▶ TASK OBJECTIVE:
Copy out the lines below word for word, from the first line up to and including the line that contains "field-cell — [185, 167, 191, 173]".

Saved entries:
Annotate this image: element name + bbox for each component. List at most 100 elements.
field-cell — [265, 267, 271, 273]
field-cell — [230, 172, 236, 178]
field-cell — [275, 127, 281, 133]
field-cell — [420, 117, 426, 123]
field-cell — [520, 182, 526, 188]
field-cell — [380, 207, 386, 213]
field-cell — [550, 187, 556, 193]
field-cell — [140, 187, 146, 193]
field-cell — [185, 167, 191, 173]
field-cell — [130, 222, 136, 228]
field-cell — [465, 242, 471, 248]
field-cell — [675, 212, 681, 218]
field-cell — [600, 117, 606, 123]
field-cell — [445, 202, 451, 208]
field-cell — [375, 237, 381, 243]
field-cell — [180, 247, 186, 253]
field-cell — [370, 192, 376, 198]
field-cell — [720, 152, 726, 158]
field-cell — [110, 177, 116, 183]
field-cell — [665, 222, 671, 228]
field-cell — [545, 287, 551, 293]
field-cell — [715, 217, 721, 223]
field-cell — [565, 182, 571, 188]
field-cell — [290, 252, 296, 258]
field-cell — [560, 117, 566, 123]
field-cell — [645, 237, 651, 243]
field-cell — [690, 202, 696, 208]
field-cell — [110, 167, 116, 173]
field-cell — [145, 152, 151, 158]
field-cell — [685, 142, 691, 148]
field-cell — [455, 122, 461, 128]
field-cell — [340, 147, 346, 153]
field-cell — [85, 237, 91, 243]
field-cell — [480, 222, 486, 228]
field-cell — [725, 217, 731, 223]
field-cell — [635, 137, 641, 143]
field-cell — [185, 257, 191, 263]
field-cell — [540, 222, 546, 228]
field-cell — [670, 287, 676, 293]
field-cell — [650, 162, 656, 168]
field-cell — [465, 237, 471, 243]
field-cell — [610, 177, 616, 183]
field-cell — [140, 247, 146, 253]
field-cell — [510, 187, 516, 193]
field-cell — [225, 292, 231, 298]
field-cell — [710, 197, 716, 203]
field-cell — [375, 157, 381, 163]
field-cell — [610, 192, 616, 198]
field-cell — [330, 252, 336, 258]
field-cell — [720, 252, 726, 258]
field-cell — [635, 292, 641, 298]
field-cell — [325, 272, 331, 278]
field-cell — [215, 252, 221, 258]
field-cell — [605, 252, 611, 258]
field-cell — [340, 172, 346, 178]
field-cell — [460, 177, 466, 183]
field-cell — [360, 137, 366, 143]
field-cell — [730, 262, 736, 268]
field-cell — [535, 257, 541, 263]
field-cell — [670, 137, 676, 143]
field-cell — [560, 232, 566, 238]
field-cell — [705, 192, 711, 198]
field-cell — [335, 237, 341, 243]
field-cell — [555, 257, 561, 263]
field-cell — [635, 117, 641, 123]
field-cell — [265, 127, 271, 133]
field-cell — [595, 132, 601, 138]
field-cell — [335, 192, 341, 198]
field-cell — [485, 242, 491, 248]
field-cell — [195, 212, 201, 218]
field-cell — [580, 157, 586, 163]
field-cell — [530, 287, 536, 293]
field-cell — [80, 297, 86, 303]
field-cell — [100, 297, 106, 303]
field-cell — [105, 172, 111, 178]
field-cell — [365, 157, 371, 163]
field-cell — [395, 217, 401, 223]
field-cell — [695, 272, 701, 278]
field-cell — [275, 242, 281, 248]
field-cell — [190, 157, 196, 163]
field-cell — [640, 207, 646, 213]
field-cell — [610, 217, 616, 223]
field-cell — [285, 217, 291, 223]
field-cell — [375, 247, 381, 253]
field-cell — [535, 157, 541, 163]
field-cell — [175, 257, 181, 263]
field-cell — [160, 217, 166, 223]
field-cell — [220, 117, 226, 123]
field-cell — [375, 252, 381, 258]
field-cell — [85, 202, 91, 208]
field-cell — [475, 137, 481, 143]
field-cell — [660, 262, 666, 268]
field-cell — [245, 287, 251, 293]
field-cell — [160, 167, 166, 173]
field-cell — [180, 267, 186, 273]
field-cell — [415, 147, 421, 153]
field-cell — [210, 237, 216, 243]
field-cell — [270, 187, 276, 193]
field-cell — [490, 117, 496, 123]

▶ FULL RESPONSE:
Annotate this image: element name + bbox for each component. List at most 100 elements.
field-cell — [265, 267, 271, 273]
field-cell — [230, 172, 236, 178]
field-cell — [275, 127, 281, 133]
field-cell — [420, 117, 426, 123]
field-cell — [520, 182, 526, 188]
field-cell — [380, 207, 386, 213]
field-cell — [550, 187, 556, 193]
field-cell — [140, 187, 146, 193]
field-cell — [185, 167, 191, 173]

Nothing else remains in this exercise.